• [What to do]
Write every entry out again exactly, please, and skip the pictures.

• [Data to use]
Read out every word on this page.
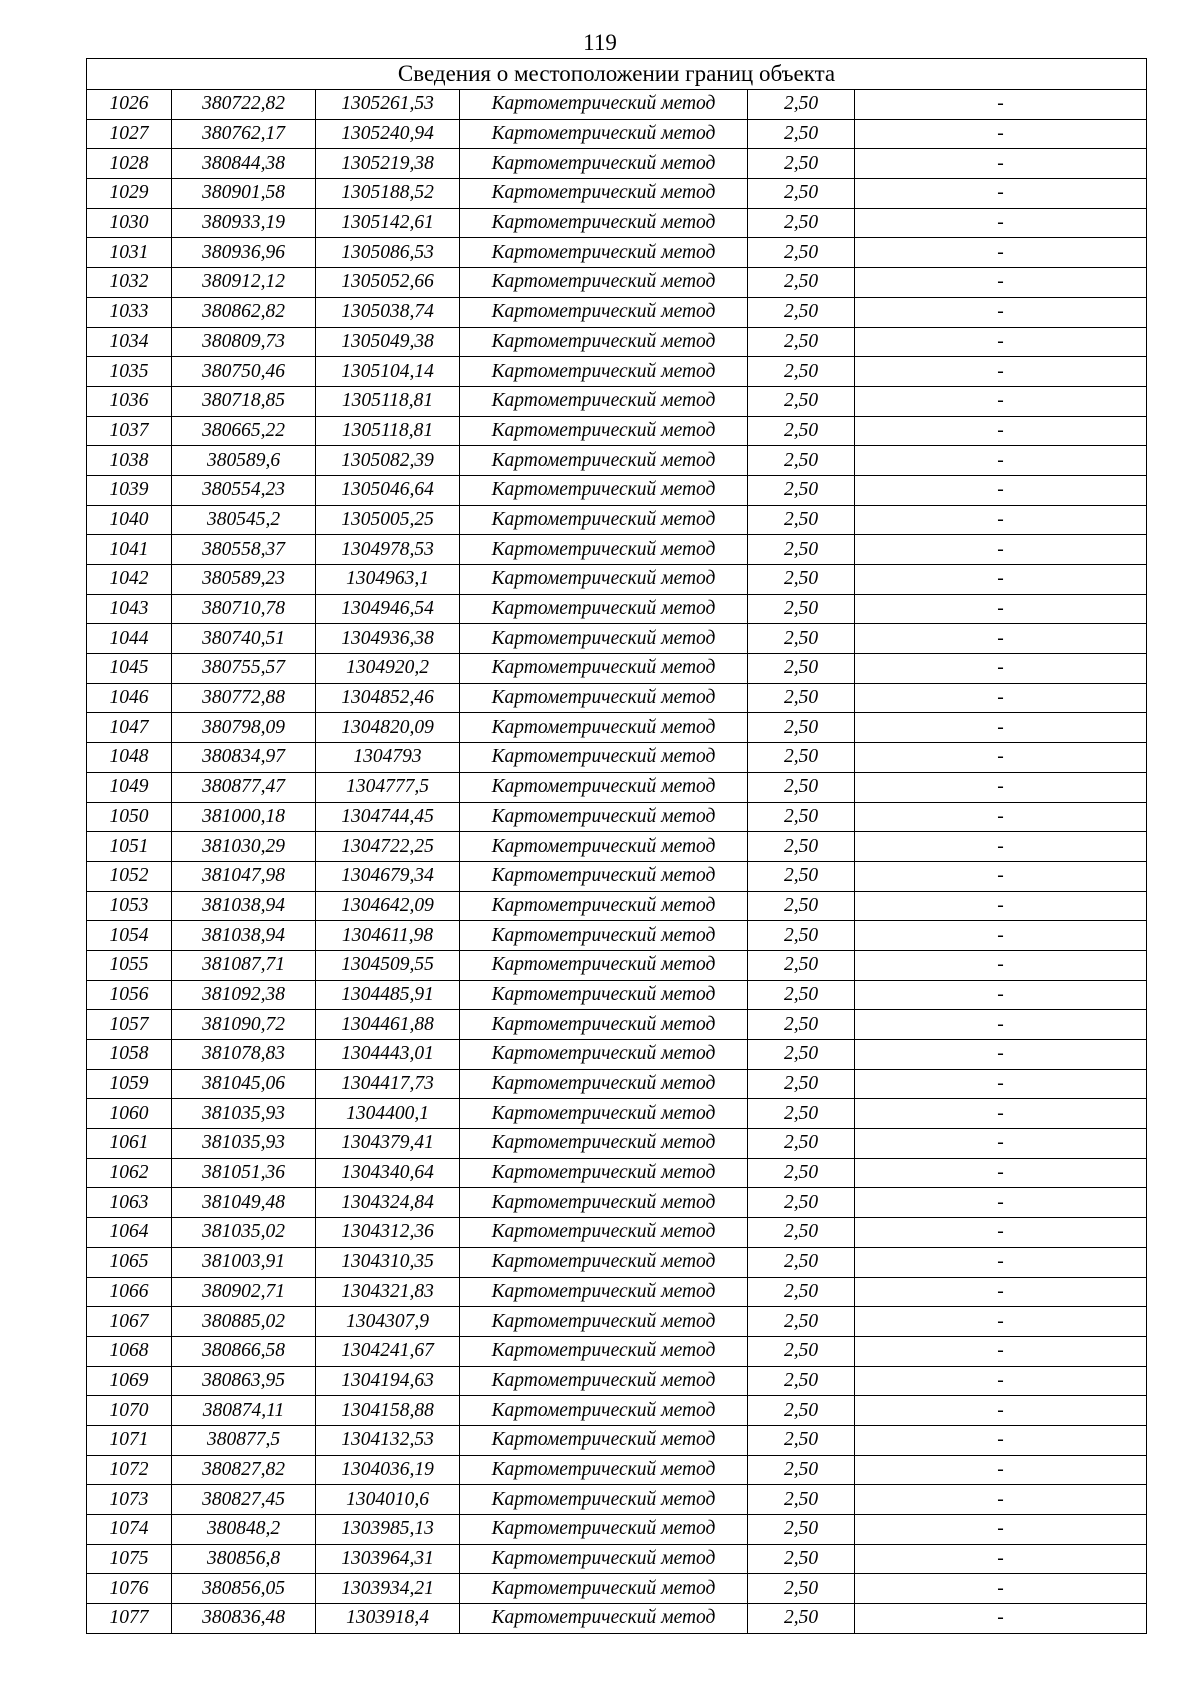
119
Сведения о местоположении границ объекта					
1026	380722,82	1305261,53	Картометрический метод	2,50	-
1027	380762,17	1305240,94	Картометрический метод	2,50	-
1028	380844,38	1305219,38	Картометрический метод	2,50	-
1029	380901,58	1305188,52	Картометрический метод	2,50	-
1030	380933,19	1305142,61	Картометрический метод	2,50	-
1031	380936,96	1305086,53	Картометрический метод	2,50	-
1032	380912,12	1305052,66	Картометрический метод	2,50	-
1033	380862,82	1305038,74	Картометрический метод	2,50	-
1034	380809,73	1305049,38	Картометрический метод	2,50	-
1035	380750,46	1305104,14	Картометрический метод	2,50	-
1036	380718,85	1305118,81	Картометрический метод	2,50	-
1037	380665,22	1305118,81	Картометрический метод	2,50	-
1038	380589,6	1305082,39	Картометрический метод	2,50	-
1039	380554,23	1305046,64	Картометрический метод	2,50	-
1040	380545,2	1305005,25	Картометрический метод	2,50	-
1041	380558,37	1304978,53	Картометрический метод	2,50	-
1042	380589,23	1304963,1	Картометрический метод	2,50	-
1043	380710,78	1304946,54	Картометрический метод	2,50	-
1044	380740,51	1304936,38	Картометрический метод	2,50	-
1045	380755,57	1304920,2	Картометрический метод	2,50	-
1046	380772,88	1304852,46	Картометрический метод	2,50	-
1047	380798,09	1304820,09	Картометрический метод	2,50	-
1048	380834,97	1304793	Картометрический метод	2,50	-
1049	380877,47	1304777,5	Картометрический метод	2,50	-
1050	381000,18	1304744,45	Картометрический метод	2,50	-
1051	381030,29	1304722,25	Картометрический метод	2,50	-
1052	381047,98	1304679,34	Картометрический метод	2,50	-
1053	381038,94	1304642,09	Картометрический метод	2,50	-
1054	381038,94	1304611,98	Картометрический метод	2,50	-
1055	381087,71	1304509,55	Картометрический метод	2,50	-
1056	381092,38	1304485,91	Картометрический метод	2,50	-
1057	381090,72	1304461,88	Картометрический метод	2,50	-
1058	381078,83	1304443,01	Картометрический метод	2,50	-
1059	381045,06	1304417,73	Картометрический метод	2,50	-
1060	381035,93	1304400,1	Картометрический метод	2,50	-
1061	381035,93	1304379,41	Картометрический метод	2,50	-
1062	381051,36	1304340,64	Картометрический метод	2,50	-
1063	381049,48	1304324,84	Картометрический метод	2,50	-
1064	381035,02	1304312,36	Картометрический метод	2,50	-
1065	381003,91	1304310,35	Картометрический метод	2,50	-
1066	380902,71	1304321,83	Картометрический метод	2,50	-
1067	380885,02	1304307,9	Картометрический метод	2,50	-
1068	380866,58	1304241,67	Картометрический метод	2,50	-
1069	380863,95	1304194,63	Картометрический метод	2,50	-
1070	380874,11	1304158,88	Картометрический метод	2,50	-
1071	380877,5	1304132,53	Картометрический метод	2,50	-
1072	380827,82	1304036,19	Картометрический метод	2,50	-
1073	380827,45	1304010,6	Картометрический метод	2,50	-
1074	380848,2	1303985,13	Картометрический метод	2,50	-
1075	380856,8	1303964,31	Картометрический метод	2,50	-
1076	380856,05	1303934,21	Картометрический метод	2,50	-
1077	380836,48	1303918,4	Картометрический метод	2,50	-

• [Exercise output]
Read out every word on this page.
119
Сведения о местоположении границ объекта					
1026	380722,82	1305261,53	Картометрический метод	2,50	-
1027	380762,17	1305240,94	Картометрический метод	2,50	-
1028	380844,38	1305219,38	Картометрический метод	2,50	-
1029	380901,58	1305188,52	Картометрический метод	2,50	-
1030	380933,19	1305142,61	Картометрический метод	2,50	-
1031	380936,96	1305086,53	Картометрический метод	2,50	-
1032	380912,12	1305052,66	Картометрический метод	2,50	-
1033	380862,82	1305038,74	Картометрический метод	2,50	-
1034	380809,73	1305049,38	Картометрический метод	2,50	-
1035	380750,46	1305104,14	Картометрический метод	2,50	-
1036	380718,85	1305118,81	Картометрический метод	2,50	-
1037	380665,22	1305118,81	Картометрический метод	2,50	-
1038	380589,6	1305082,39	Картометрический метод	2,50	-
1039	380554,23	1305046,64	Картометрический метод	2,50	-
1040	380545,2	1305005,25	Картометрический метод	2,50	-
1041	380558,37	1304978,53	Картометрический метод	2,50	-
1042	380589,23	1304963,1	Картометрический метод	2,50	-
1043	380710,78	1304946,54	Картометрический метод	2,50	-
1044	380740,51	1304936,38	Картометрический метод	2,50	-
1045	380755,57	1304920,2	Картометрический метод	2,50	-
1046	380772,88	1304852,46	Картометрический метод	2,50	-
1047	380798,09	1304820,09	Картометрический метод	2,50	-
1048	380834,97	1304793	Картометрический метод	2,50	-
1049	380877,47	1304777,5	Картометрический метод	2,50	-
1050	381000,18	1304744,45	Картометрический метод	2,50	-
1051	381030,29	1304722,25	Картометрический метод	2,50	-
1052	381047,98	1304679,34	Картометрический метод	2,50	-
1053	381038,94	1304642,09	Картометрический метод	2,50	-
1054	381038,94	1304611,98	Картометрический метод	2,50	-
1055	381087,71	1304509,55	Картометрический метод	2,50	-
1056	381092,38	1304485,91	Картометрический метод	2,50	-
1057	381090,72	1304461,88	Картометрический метод	2,50	-
1058	381078,83	1304443,01	Картометрический метод	2,50	-
1059	381045,06	1304417,73	Картометрический метод	2,50	-
1060	381035,93	1304400,1	Картометрический метод	2,50	-
1061	381035,93	1304379,41	Картометрический метод	2,50	-
1062	381051,36	1304340,64	Картометрический метод	2,50	-
1063	381049,48	1304324,84	Картометрический метод	2,50	-
1064	381035,02	1304312,36	Картометрический метод	2,50	-
1065	381003,91	1304310,35	Картометрический метод	2,50	-
1066	380902,71	1304321,83	Картометрический метод	2,50	-
1067	380885,02	1304307,9	Картометрический метод	2,50	-
1068	380866,58	1304241,67	Картометрический метод	2,50	-
1069	380863,95	1304194,63	Картометрический метод	2,50	-
1070	380874,11	1304158,88	Картометрический метод	2,50	-
1071	380877,5	1304132,53	Картометрический метод	2,50	-
1072	380827,82	1304036,19	Картометрический метод	2,50	-
1073	380827,45	1304010,6	Картометрический метод	2,50	-
1074	380848,2	1303985,13	Картометрический метод	2,50	-
1075	380856,8	1303964,31	Картометрический метод	2,50	-
1076	380856,05	1303934,21	Картометрический метод	2,50	-
1077	380836,48	1303918,4	Картометрический метод	2,50	-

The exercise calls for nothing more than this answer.